## Short problem
Extract the listing below in full, unchanged.

=== Supplied information ===

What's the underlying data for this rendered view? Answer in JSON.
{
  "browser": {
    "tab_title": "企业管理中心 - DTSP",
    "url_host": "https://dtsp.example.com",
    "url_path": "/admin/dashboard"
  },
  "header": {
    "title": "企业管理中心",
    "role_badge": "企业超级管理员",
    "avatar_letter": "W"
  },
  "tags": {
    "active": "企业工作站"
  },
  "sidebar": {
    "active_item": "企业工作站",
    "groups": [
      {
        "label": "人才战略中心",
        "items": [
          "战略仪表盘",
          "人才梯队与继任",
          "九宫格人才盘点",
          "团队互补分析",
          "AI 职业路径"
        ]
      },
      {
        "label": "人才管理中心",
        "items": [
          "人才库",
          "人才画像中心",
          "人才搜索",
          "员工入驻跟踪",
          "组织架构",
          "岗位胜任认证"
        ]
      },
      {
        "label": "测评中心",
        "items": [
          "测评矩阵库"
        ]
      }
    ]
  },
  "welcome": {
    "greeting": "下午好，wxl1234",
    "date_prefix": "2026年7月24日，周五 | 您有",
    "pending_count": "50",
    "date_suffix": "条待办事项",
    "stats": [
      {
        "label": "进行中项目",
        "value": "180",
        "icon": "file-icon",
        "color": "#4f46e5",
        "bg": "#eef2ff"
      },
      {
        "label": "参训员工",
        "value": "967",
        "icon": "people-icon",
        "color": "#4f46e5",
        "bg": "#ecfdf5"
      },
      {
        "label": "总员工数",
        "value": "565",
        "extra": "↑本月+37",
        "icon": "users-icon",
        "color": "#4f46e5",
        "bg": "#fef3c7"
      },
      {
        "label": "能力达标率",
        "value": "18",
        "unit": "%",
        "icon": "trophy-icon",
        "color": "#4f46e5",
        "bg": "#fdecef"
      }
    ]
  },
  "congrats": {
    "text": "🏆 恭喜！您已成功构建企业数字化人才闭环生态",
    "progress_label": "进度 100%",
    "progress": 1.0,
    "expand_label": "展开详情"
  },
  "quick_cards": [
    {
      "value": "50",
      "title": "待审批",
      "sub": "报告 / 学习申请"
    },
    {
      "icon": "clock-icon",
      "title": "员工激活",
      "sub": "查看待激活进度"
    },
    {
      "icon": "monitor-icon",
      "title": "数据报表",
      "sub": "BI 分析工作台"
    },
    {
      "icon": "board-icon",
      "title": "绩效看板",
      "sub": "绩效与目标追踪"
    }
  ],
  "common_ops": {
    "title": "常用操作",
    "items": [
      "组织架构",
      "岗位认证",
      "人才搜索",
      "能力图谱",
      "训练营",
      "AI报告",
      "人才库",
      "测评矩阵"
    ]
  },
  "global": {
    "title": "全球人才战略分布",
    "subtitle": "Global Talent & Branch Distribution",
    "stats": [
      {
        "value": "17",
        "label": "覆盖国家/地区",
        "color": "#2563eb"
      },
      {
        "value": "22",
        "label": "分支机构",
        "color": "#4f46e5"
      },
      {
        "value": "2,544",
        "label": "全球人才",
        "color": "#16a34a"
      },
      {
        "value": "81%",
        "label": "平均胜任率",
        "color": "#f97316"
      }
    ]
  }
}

===

## Task solution
What's the underlying data for this rendered view? Answer in JSON.
{
  "browser": {
    "tab_title": "企业管理中心 - DTSP",
    "url_host": "https://dtsp.example.com",
    "url_path": "/admin/dashboard"
  },
  "header": {
    "title": "企业管理中心",
    "role_badge": "企业超级管理员",
    "avatar_letter": "W"
  },
  "tags": {
    "active": "企业工作站"
  },
  "sidebar": {
    "active_item": "企业工作站",
    "groups": [
      {
        "label": "人才战略中心",
        "items": [
          "战略仪表盘",
          "人才梯队与继任",
          "九宫格人才盘点",
          "团队互补分析",
          "AI 职业路径"
        ]
      },
      {
        "label": "人才管理中心",
        "items": [
          "人才库",
          "人才画像中心",
          "人才搜索",
          "员工入驻跟踪",
          "组织架构",
          "岗位胜任认证"
        ]
      },
      {
        "label": "测评中心",
        "items": [
          "测评矩阵库"
        ]
      }
    ]
  },
  "welcome": {
    "greeting": "下午好，wxl1234",
    "date_prefix": "2026年7月24日，周五 | 您有",
    "pending_count": "50",
    "date_suffix": "条待办事项",
    "stats": [
      {
        "label": "进行中项目",
        "value": "180",
        "icon": "file-icon",
        "color": "#4f46e5",
        "bg": "#eef2ff"
      },
      {
        "label": "参训员工",
        "value": "967",
        "icon": "people-icon",
        "color": "#4f46e5",
        "bg": "#ecfdf5"
      },
      {
        "label": "总员工数",
        "value": "565",
        "extra": "↑本月+37",
        "icon": "users-icon",
        "color": "#4f46e5",
        "bg": "#fef3c7"
      },
      {
        "label": "能力达标率",
        "value": "18",
        "unit": "%",
        "icon": "trophy-icon",
        "color": "#4f46e5",
        "bg": "#fdecef"
      }
    ]
  },
  "congrats": {
    "text": "🏆 恭喜！您已成功构建企业数字化人才闭环生态",
    "progress_label": "进度 100%",
    "progress": 1.0,
    "expand_label": "展开详情"
  },
  "quick_cards": [
    {
      "value": "50",
      "title": "待审批",
      "sub": "报告 / 学习申请"
    },
    {
      "icon": "clock-icon",
      "title": "员工激活",
      "sub": "查看待激活进度"
    },
    {
      "icon": "monitor-icon",
      "title": "数据报表",
      "sub": "BI 分析工作台"
    },
    {
      "icon": "board-icon",
      "title": "绩效看板",
      "sub": "绩效与目标追踪"
    }
  ],
  "common_ops": {
    "title": "常用操作",
    "items": [
      "组织架构",
      "岗位认证",
      "人才搜索",
      "能力图谱",
      "训练营",
      "AI报告",
      "人才库",
      "测评矩阵"
    ]
  },
  "global": {
    "title": "全球人才战略分布",
    "subtitle": "Global Talent & Branch Distribution",
    "stats": [
      {
        "value": "17",
        "label": "覆盖国家/地区",
        "color": "#2563eb"
      },
      {
        "value": "22",
        "label": "分支机构",
        "color": "#4f46e5"
      },
      {
        "value": "2,544",
        "label": "全球人才",
        "color": "#16a34a"
      },
      {
        "value": "81%",
        "label": "平均胜任率",
        "color": "#f97316"
      }
    ]
  }
}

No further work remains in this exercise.